What needs to be done ▸ Copy all the entries word for word, but omit the pictures.

Listed entries ▸
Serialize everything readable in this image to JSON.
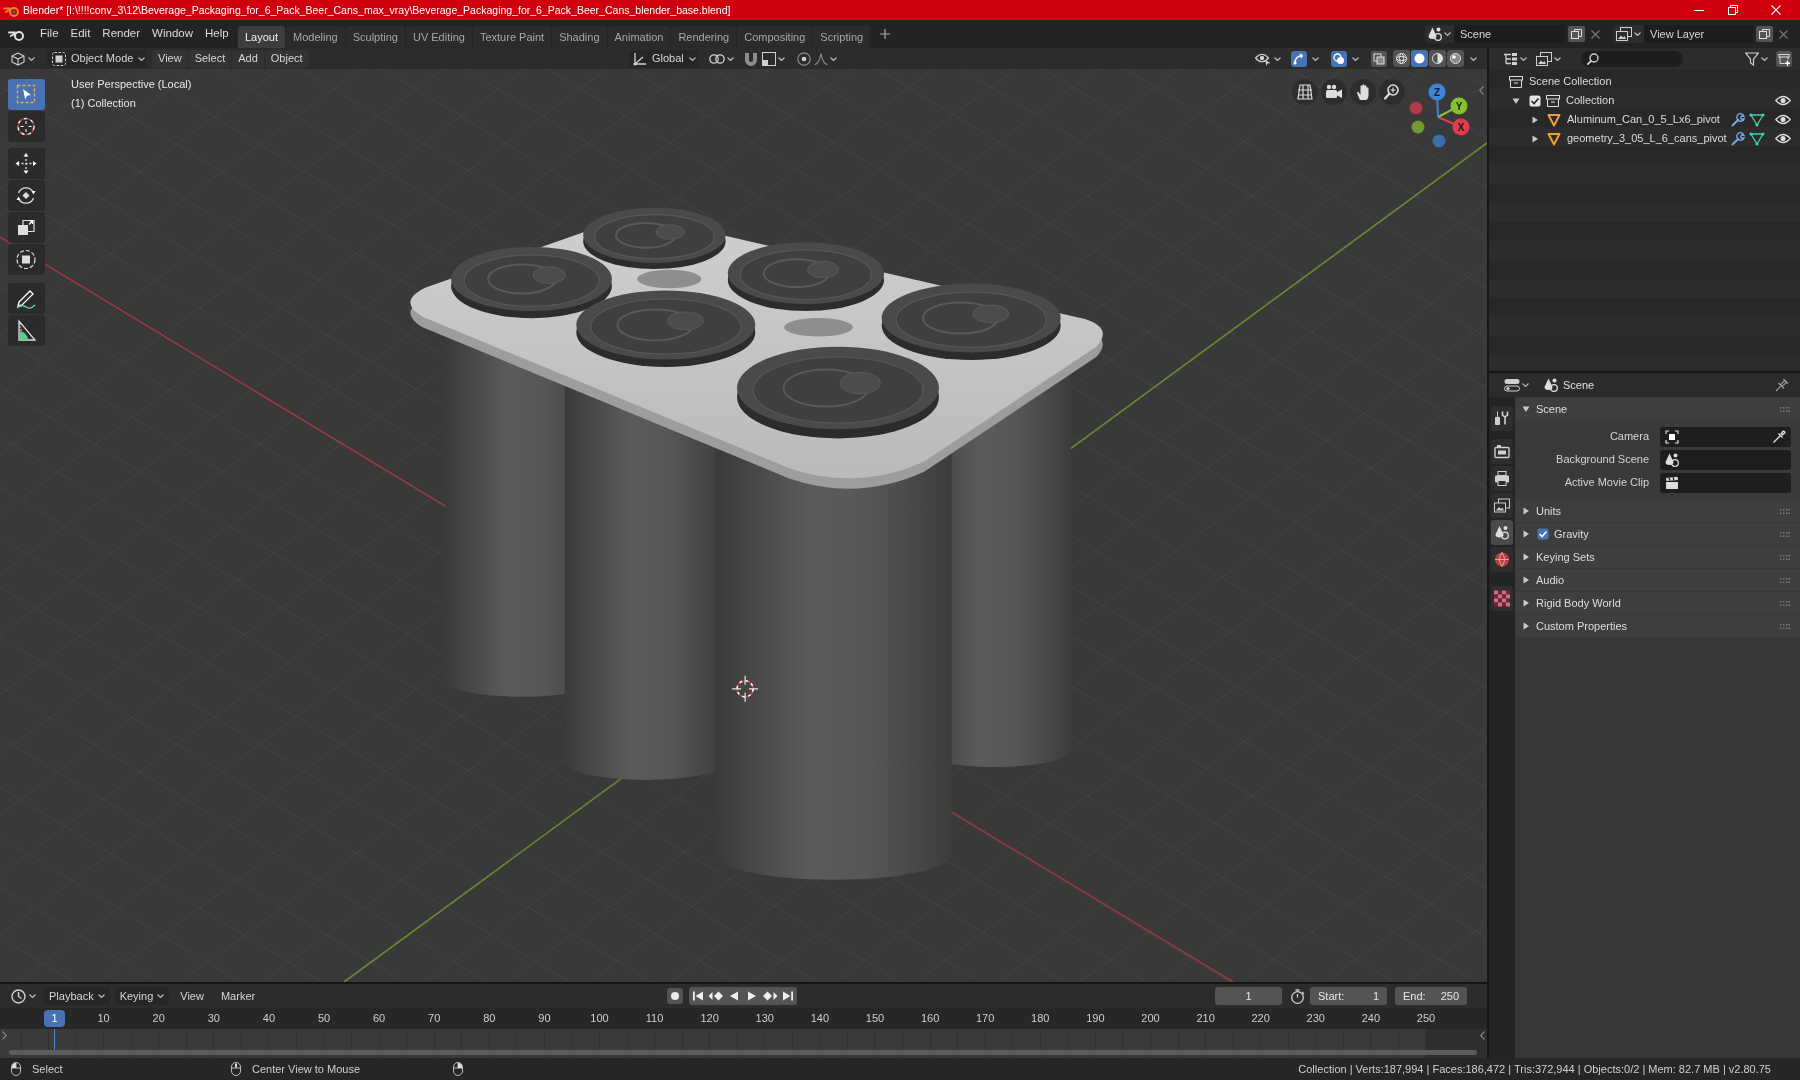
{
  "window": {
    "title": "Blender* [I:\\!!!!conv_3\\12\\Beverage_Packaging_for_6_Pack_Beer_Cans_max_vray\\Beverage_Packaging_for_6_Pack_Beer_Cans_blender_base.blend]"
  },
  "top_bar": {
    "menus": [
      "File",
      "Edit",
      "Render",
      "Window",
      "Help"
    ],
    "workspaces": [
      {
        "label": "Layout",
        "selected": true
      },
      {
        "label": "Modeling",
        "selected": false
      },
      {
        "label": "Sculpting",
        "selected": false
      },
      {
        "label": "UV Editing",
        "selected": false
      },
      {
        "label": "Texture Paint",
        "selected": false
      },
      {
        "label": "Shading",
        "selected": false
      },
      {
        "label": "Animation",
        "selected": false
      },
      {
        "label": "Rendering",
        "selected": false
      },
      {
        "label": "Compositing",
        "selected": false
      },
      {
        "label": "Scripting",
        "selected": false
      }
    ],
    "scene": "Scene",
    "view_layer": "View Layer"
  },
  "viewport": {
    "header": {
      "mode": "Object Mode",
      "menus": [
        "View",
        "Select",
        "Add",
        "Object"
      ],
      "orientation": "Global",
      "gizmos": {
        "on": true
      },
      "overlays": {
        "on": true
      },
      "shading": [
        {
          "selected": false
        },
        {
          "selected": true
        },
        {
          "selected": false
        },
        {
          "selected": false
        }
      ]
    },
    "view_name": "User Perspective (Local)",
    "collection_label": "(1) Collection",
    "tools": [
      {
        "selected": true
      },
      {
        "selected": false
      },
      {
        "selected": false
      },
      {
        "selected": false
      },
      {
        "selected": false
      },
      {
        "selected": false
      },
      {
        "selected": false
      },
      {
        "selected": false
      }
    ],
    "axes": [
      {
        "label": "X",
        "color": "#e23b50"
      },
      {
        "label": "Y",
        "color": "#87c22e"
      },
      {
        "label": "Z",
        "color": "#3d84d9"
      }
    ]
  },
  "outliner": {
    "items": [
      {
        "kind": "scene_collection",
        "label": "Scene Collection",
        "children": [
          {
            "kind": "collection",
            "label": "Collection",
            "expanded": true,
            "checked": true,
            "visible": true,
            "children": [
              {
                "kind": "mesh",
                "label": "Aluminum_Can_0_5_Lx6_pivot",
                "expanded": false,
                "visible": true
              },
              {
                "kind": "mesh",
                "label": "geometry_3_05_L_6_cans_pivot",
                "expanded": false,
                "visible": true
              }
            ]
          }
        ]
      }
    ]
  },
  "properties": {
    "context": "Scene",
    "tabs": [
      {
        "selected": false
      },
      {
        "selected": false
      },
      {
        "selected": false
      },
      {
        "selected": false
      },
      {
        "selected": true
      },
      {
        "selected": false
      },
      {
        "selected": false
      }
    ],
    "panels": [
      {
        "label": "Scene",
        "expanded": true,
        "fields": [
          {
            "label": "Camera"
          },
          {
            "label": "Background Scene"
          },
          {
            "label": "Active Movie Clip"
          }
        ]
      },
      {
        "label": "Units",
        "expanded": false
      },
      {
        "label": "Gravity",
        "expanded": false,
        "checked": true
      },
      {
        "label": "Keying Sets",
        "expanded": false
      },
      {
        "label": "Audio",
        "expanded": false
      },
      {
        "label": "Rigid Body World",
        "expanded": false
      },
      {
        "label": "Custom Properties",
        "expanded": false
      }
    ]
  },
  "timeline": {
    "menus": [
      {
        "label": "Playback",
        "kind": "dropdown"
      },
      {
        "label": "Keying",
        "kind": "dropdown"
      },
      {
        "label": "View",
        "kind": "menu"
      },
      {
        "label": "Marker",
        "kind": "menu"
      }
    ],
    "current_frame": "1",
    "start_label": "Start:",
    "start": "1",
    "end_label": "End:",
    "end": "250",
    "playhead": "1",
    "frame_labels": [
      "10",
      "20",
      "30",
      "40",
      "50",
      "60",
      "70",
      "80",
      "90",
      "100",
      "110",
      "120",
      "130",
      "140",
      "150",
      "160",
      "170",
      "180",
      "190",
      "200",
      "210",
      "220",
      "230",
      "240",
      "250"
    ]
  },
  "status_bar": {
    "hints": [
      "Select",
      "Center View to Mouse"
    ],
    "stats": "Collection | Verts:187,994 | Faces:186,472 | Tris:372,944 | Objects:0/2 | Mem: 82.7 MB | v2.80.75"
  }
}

Solution for this task ▸
Serialize everything readable in this image to JSON.
{
  "window": {
    "title": "Blender* [I:\\!!!!conv_3\\12\\Beverage_Packaging_for_6_Pack_Beer_Cans_max_vray\\Beverage_Packaging_for_6_Pack_Beer_Cans_blender_base.blend]"
  },
  "top_bar": {
    "menus": [
      "File",
      "Edit",
      "Render",
      "Window",
      "Help"
    ],
    "workspaces": [
      {
        "label": "Layout",
        "selected": true
      },
      {
        "label": "Modeling",
        "selected": false
      },
      {
        "label": "Sculpting",
        "selected": false
      },
      {
        "label": "UV Editing",
        "selected": false
      },
      {
        "label": "Texture Paint",
        "selected": false
      },
      {
        "label": "Shading",
        "selected": false
      },
      {
        "label": "Animation",
        "selected": false
      },
      {
        "label": "Rendering",
        "selected": false
      },
      {
        "label": "Compositing",
        "selected": false
      },
      {
        "label": "Scripting",
        "selected": false
      }
    ],
    "scene": "Scene",
    "view_layer": "View Layer"
  },
  "viewport": {
    "header": {
      "mode": "Object Mode",
      "menus": [
        "View",
        "Select",
        "Add",
        "Object"
      ],
      "orientation": "Global",
      "gizmos": {
        "on": true
      },
      "overlays": {
        "on": true
      },
      "shading": [
        {
          "selected": false
        },
        {
          "selected": true
        },
        {
          "selected": false
        },
        {
          "selected": false
        }
      ]
    },
    "view_name": "User Perspective (Local)",
    "collection_label": "(1) Collection",
    "tools": [
      {
        "selected": true
      },
      {
        "selected": false
      },
      {
        "selected": false
      },
      {
        "selected": false
      },
      {
        "selected": false
      },
      {
        "selected": false
      },
      {
        "selected": false
      },
      {
        "selected": false
      }
    ],
    "axes": [
      {
        "label": "X",
        "color": "#e23b50"
      },
      {
        "label": "Y",
        "color": "#87c22e"
      },
      {
        "label": "Z",
        "color": "#3d84d9"
      }
    ]
  },
  "outliner": {
    "items": [
      {
        "kind": "scene_collection",
        "label": "Scene Collection",
        "children": [
          {
            "kind": "collection",
            "label": "Collection",
            "expanded": true,
            "checked": true,
            "visible": true,
            "children": [
              {
                "kind": "mesh",
                "label": "Aluminum_Can_0_5_Lx6_pivot",
                "expanded": false,
                "visible": true
              },
              {
                "kind": "mesh",
                "label": "geometry_3_05_L_6_cans_pivot",
                "expanded": false,
                "visible": true
              }
            ]
          }
        ]
      }
    ]
  },
  "properties": {
    "context": "Scene",
    "tabs": [
      {
        "selected": false
      },
      {
        "selected": false
      },
      {
        "selected": false
      },
      {
        "selected": false
      },
      {
        "selected": true
      },
      {
        "selected": false
      },
      {
        "selected": false
      }
    ],
    "panels": [
      {
        "label": "Scene",
        "expanded": true,
        "fields": [
          {
            "label": "Camera"
          },
          {
            "label": "Background Scene"
          },
          {
            "label": "Active Movie Clip"
          }
        ]
      },
      {
        "label": "Units",
        "expanded": false
      },
      {
        "label": "Gravity",
        "expanded": false,
        "checked": true
      },
      {
        "label": "Keying Sets",
        "expanded": false
      },
      {
        "label": "Audio",
        "expanded": false
      },
      {
        "label": "Rigid Body World",
        "expanded": false
      },
      {
        "label": "Custom Properties",
        "expanded": false
      }
    ]
  },
  "timeline": {
    "menus": [
      {
        "label": "Playback",
        "kind": "dropdown"
      },
      {
        "label": "Keying",
        "kind": "dropdown"
      },
      {
        "label": "View",
        "kind": "menu"
      },
      {
        "label": "Marker",
        "kind": "menu"
      }
    ],
    "current_frame": "1",
    "start_label": "Start:",
    "start": "1",
    "end_label": "End:",
    "end": "250",
    "playhead": "1",
    "frame_labels": [
      "10",
      "20",
      "30",
      "40",
      "50",
      "60",
      "70",
      "80",
      "90",
      "100",
      "110",
      "120",
      "130",
      "140",
      "150",
      "160",
      "170",
      "180",
      "190",
      "200",
      "210",
      "220",
      "230",
      "240",
      "250"
    ]
  },
  "status_bar": {
    "hints": [
      "Select",
      "Center View to Mouse"
    ],
    "stats": "Collection | Verts:187,994 | Faces:186,472 | Tris:372,944 | Objects:0/2 | Mem: 82.7 MB | v2.80.75"
  }
}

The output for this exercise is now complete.